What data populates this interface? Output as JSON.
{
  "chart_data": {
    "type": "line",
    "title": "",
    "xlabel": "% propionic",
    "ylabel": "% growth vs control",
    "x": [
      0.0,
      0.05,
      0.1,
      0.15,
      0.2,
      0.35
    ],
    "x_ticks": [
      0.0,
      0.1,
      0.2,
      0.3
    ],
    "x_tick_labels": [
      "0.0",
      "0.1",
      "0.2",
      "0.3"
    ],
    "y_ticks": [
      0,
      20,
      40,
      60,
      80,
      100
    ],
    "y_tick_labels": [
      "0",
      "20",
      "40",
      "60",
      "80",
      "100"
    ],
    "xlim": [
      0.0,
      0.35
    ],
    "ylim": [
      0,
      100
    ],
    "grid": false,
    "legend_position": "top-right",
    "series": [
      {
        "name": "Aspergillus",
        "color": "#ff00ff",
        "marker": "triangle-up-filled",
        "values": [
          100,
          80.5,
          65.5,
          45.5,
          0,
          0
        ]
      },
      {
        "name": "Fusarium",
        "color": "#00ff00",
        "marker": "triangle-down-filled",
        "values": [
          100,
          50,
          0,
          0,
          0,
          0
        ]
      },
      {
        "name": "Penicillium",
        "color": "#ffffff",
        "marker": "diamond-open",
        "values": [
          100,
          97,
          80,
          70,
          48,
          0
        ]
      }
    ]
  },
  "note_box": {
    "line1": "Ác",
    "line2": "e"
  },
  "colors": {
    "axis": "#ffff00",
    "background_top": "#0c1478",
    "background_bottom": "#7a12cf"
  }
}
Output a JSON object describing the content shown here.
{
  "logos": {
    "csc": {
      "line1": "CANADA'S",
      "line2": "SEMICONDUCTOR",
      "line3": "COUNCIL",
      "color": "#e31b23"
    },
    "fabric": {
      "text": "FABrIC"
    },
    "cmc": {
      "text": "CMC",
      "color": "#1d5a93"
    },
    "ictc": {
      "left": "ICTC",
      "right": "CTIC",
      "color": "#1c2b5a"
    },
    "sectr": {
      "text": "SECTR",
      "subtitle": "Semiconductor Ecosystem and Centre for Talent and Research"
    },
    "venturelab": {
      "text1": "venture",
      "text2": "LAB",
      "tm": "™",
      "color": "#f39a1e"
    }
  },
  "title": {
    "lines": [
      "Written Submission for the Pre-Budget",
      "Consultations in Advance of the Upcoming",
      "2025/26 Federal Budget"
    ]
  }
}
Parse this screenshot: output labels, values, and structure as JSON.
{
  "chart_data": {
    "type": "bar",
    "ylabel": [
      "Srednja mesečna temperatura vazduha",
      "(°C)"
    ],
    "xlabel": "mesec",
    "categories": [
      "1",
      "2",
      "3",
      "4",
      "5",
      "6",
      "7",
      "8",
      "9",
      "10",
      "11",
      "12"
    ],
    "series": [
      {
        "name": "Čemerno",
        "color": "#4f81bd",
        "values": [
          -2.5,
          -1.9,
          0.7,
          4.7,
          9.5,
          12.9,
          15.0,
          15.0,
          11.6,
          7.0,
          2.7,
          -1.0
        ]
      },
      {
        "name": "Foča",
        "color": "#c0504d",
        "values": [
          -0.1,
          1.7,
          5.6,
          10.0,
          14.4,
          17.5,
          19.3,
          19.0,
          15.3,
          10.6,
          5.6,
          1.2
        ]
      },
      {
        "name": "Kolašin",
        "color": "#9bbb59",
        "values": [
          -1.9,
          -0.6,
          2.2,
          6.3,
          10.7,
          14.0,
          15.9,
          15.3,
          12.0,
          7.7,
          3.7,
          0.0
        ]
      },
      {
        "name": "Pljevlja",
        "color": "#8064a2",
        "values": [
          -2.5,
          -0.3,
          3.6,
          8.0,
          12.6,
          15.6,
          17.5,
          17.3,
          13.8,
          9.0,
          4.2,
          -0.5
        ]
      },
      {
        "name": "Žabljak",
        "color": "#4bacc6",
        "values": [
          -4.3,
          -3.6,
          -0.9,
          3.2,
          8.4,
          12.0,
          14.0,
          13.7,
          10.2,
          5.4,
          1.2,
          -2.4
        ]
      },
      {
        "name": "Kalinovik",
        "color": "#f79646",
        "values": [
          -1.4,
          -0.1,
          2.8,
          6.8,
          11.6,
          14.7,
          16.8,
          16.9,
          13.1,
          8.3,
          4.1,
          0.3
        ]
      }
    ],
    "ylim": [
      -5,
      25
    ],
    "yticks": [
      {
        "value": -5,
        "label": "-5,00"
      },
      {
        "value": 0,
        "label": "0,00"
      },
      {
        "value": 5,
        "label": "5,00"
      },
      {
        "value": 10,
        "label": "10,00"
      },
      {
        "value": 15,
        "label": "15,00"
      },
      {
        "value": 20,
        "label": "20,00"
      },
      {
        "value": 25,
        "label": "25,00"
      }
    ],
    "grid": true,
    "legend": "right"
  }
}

- What you need to do -
Copy out the whole listing, exactly as written.

- Finished answer -
What data populates this interface? Output as JSON.
{
  "chart_data": {
    "type": "line",
    "title": "",
    "xlabel": "% propionic",
    "ylabel": "% growth vs control",
    "x": [
      0.0,
      0.05,
      0.1,
      0.15,
      0.2,
      0.35
    ],
    "x_ticks": [
      0.0,
      0.1,
      0.2,
      0.3
    ],
    "x_tick_labels": [
      "0.0",
      "0.1",
      "0.2",
      "0.3"
    ],
    "y_ticks": [
      0,
      20,
      40,
      60,
      80,
      100
    ],
    "y_tick_labels": [
      "0",
      "20",
      "40",
      "60",
      "80",
      "100"
    ],
    "xlim": [
      0.0,
      0.35
    ],
    "ylim": [
      0,
      100
    ],
    "grid": false,
    "legend_position": "top-right",
    "series": [
      {
        "name": "Aspergillus",
        "color": "#ff00ff",
        "marker": "triangle-up-filled",
        "values": [
          100,
          80.5,
          65.5,
          45.5,
          0,
          0
        ]
      },
      {
        "name": "Fusarium",
        "color": "#00ff00",
        "marker": "triangle-down-filled",
        "values": [
          100,
          50,
          0,
          0,
          0,
          0
        ]
      },
      {
        "name": "Penicillium",
        "color": "#ffffff",
        "marker": "diamond-open",
        "values": [
          100,
          97,
          80,
          70,
          48,
          0
        ]
      }
    ]
  },
  "note_box": {
    "line1": "Ác",
    "line2": "e"
  },
  "colors": {
    "axis": "#ffff00",
    "background_top": "#0c1478",
    "background_bottom": "#7a12cf"
  }
}
Output a JSON object describing the content shown here.
{
  "logos": {
    "csc": {
      "line1": "CANADA'S",
      "line2": "SEMICONDUCTOR",
      "line3": "COUNCIL",
      "color": "#e31b23"
    },
    "fabric": {
      "text": "FABrIC"
    },
    "cmc": {
      "text": "CMC",
      "color": "#1d5a93"
    },
    "ictc": {
      "left": "ICTC",
      "right": "CTIC",
      "color": "#1c2b5a"
    },
    "sectr": {
      "text": "SECTR",
      "subtitle": "Semiconductor Ecosystem and Centre for Talent and Research"
    },
    "venturelab": {
      "text1": "venture",
      "text2": "LAB",
      "tm": "™",
      "color": "#f39a1e"
    }
  },
  "title": {
    "lines": [
      "Written Submission for the Pre-Budget",
      "Consultations in Advance of the Upcoming",
      "2025/26 Federal Budget"
    ]
  }
}
Parse this screenshot: output labels, values, and structure as JSON.
{
  "chart_data": {
    "type": "bar",
    "ylabel": [
      "Srednja mesečna temperatura vazduha",
      "(°C)"
    ],
    "xlabel": "mesec",
    "categories": [
      "1",
      "2",
      "3",
      "4",
      "5",
      "6",
      "7",
      "8",
      "9",
      "10",
      "11",
      "12"
    ],
    "series": [
      {
        "name": "Čemerno",
        "color": "#4f81bd",
        "values": [
          -2.5,
          -1.9,
          0.7,
          4.7,
          9.5,
          12.9,
          15.0,
          15.0,
          11.6,
          7.0,
          2.7,
          -1.0
        ]
      },
      {
        "name": "Foča",
        "color": "#c0504d",
        "values": [
          -0.1,
          1.7,
          5.6,
          10.0,
          14.4,
          17.5,
          19.3,
          19.0,
          15.3,
          10.6,
          5.6,
          1.2
        ]
      },
      {
        "name": "Kolašin",
        "color": "#9bbb59",
        "values": [
          -1.9,
          -0.6,
          2.2,
          6.3,
          10.7,
          14.0,
          15.9,
          15.3,
          12.0,
          7.7,
          3.7,
          0.0
        ]
      },
      {
        "name": "Pljevlja",
        "color": "#8064a2",
        "values": [
          -2.5,
          -0.3,
          3.6,
          8.0,
          12.6,
          15.6,
          17.5,
          17.3,
          13.8,
          9.0,
          4.2,
          -0.5
        ]
      },
      {
        "name": "Žabljak",
        "color": "#4bacc6",
        "values": [
          -4.3,
          -3.6,
          -0.9,
          3.2,
          8.4,
          12.0,
          14.0,
          13.7,
          10.2,
          5.4,
          1.2,
          -2.4
        ]
      },
      {
        "name": "Kalinovik",
        "color": "#f79646",
        "values": [
          -1.4,
          -0.1,
          2.8,
          6.8,
          11.6,
          14.7,
          16.8,
          16.9,
          13.1,
          8.3,
          4.1,
          0.3
        ]
      }
    ],
    "ylim": [
      -5,
      25
    ],
    "yticks": [
      {
        "value": -5,
        "label": "-5,00"
      },
      {
        "value": 0,
        "label": "0,00"
      },
      {
        "value": 5,
        "label": "5,00"
      },
      {
        "value": 10,
        "label": "10,00"
      },
      {
        "value": 15,
        "label": "15,00"
      },
      {
        "value": 20,
        "label": "20,00"
      },
      {
        "value": 25,
        "label": "25,00"
      }
    ],
    "grid": true,
    "legend": "right"
  }
}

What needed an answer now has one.